PROBLEM TO SOLVE →
Print each of the following lines word for word, leaving out the pictures.

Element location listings
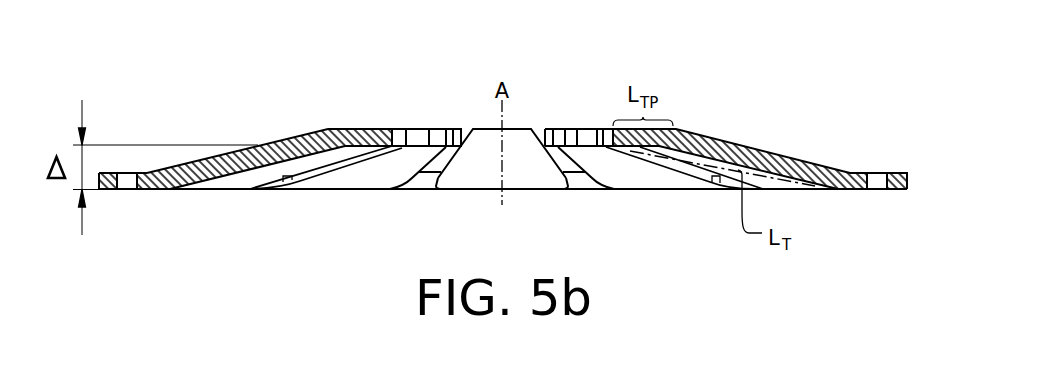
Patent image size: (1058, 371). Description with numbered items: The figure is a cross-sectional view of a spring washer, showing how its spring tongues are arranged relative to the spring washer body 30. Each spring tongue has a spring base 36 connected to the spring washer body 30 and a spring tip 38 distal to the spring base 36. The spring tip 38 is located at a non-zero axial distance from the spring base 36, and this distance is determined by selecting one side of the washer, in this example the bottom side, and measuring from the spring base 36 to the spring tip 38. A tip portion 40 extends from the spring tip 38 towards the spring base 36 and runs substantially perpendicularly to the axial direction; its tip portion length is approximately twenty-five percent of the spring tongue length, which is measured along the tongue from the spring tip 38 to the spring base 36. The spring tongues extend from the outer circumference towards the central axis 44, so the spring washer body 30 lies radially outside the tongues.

The spring washer body 30 is at (124, 205).
The spring base 36 is at (155, 205).
The spring tip 38 is at (597, 113).
The tip portion 40 is at (662, 150).
The central axis 44 is at (510, 200).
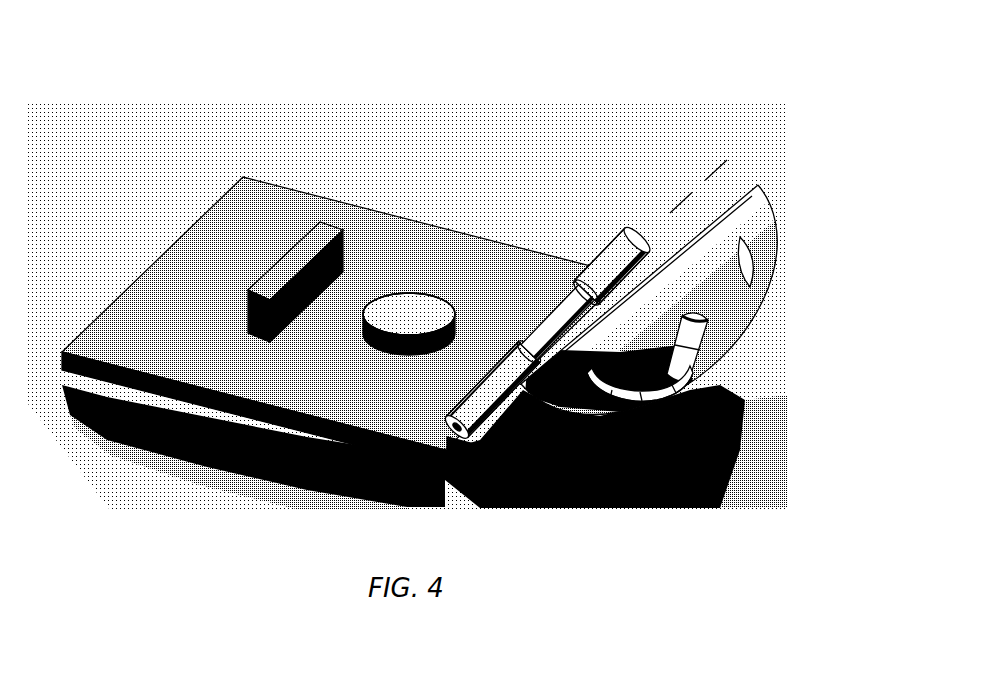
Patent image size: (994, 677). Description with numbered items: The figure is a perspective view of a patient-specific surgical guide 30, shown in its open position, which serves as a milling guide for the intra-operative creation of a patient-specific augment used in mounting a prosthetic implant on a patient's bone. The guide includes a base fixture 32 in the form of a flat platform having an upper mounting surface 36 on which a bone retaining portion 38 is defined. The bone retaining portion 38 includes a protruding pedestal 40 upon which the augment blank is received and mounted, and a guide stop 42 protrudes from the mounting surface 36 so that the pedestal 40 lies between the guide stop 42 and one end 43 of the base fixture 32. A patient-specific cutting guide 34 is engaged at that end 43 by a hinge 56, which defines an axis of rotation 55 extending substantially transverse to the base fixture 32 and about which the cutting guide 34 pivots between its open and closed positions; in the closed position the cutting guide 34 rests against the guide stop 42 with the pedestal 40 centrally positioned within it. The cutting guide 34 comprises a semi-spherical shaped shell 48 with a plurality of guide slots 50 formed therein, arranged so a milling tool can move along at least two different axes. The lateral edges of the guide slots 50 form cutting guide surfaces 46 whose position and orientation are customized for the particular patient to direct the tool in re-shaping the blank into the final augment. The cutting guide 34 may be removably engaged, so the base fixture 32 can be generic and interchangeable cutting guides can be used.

The patient-specific surgical guide 30 is at (518, 147).
The base fixture 32 is at (198, 243).
The patient-specific cutting guide 34 is at (762, 208).
The mounting surface 36 is at (370, 226).
The bone retaining portion 38 is at (370, 317).
The pedestal 40 is at (437, 326).
The guide stop 42 is at (309, 243).
The end of the base fixture 43 is at (495, 485).
The cutting guide surfaces 46 is at (703, 353).
The semi-spherical shaped shell 48 is at (645, 352).
The guide slots 50 is at (720, 324).
The axis of rotation 55 is at (367, 513).
The hinge 56 is at (574, 287).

SOLUTION TO THIS EXERCISE →
Patent image size: (1058, 371). Description with numbered items: The figure is a cross-sectional view of a spring washer, showing how its spring tongues are arranged relative to the spring washer body 30. Each spring tongue has a spring base 36 connected to the spring washer body 30 and a spring tip 38 distal to the spring base 36. The spring tip 38 is located at a non-zero axial distance from the spring base 36, and this distance is determined by selecting one side of the washer, in this example the bottom side, and measuring from the spring base 36 to the spring tip 38. A tip portion 40 extends from the spring tip 38 towards the spring base 36 and runs substantially perpendicularly to the axial direction; its tip portion length is approximately twenty-five percent of the spring tongue length, which is measured along the tongue from the spring tip 38 to the spring base 36. The spring tongues extend from the outer circumference towards the central axis 44, so the spring washer body 30 lies radially outside the tongues.

The spring washer body 30 is at (124, 205).
The spring base 36 is at (155, 205).
The spring tip 38 is at (597, 113).
The tip portion 40 is at (662, 150).
The central axis 44 is at (510, 200).
Patent image size: (994, 677). Description with numbered items: The figure is a perspective view of a patient-specific surgical guide 30, shown in its open position, which serves as a milling guide for the intra-operative creation of a patient-specific augment used in mounting a prosthetic implant on a patient's bone. The guide includes a base fixture 32 in the form of a flat platform having an upper mounting surface 36 on which a bone retaining portion 38 is defined. The bone retaining portion 38 includes a protruding pedestal 40 upon which the augment blank is received and mounted, and a guide stop 42 protrudes from the mounting surface 36 so that the pedestal 40 lies between the guide stop 42 and one end 43 of the base fixture 32. A patient-specific cutting guide 34 is engaged at that end 43 by a hinge 56, which defines an axis of rotation 55 extending substantially transverse to the base fixture 32 and about which the cutting guide 34 pivots between its open and closed positions; in the closed position the cutting guide 34 rests against the guide stop 42 with the pedestal 40 centrally positioned within it. The cutting guide 34 comprises a semi-spherical shaped shell 48 with a plurality of guide slots 50 formed therein, arranged so a milling tool can move along at least two different axes. The lateral edges of the guide slots 50 form cutting guide surfaces 46 whose position and orientation are customized for the particular patient to direct the tool in re-shaping the blank into the final augment. The cutting guide 34 may be removably engaged, so the base fixture 32 can be generic and interchangeable cutting guides can be used.

The patient-specific surgical guide 30 is at (518, 147).
The base fixture 32 is at (198, 243).
The patient-specific cutting guide 34 is at (762, 208).
The mounting surface 36 is at (370, 226).
The bone retaining portion 38 is at (370, 317).
The pedestal 40 is at (437, 326).
The guide stop 42 is at (309, 243).
The end of the base fixture 43 is at (495, 485).
The cutting guide surfaces 46 is at (703, 353).
The semi-spherical shaped shell 48 is at (645, 352).
The guide slots 50 is at (720, 324).
The axis of rotation 55 is at (367, 513).
The hinge 56 is at (574, 287).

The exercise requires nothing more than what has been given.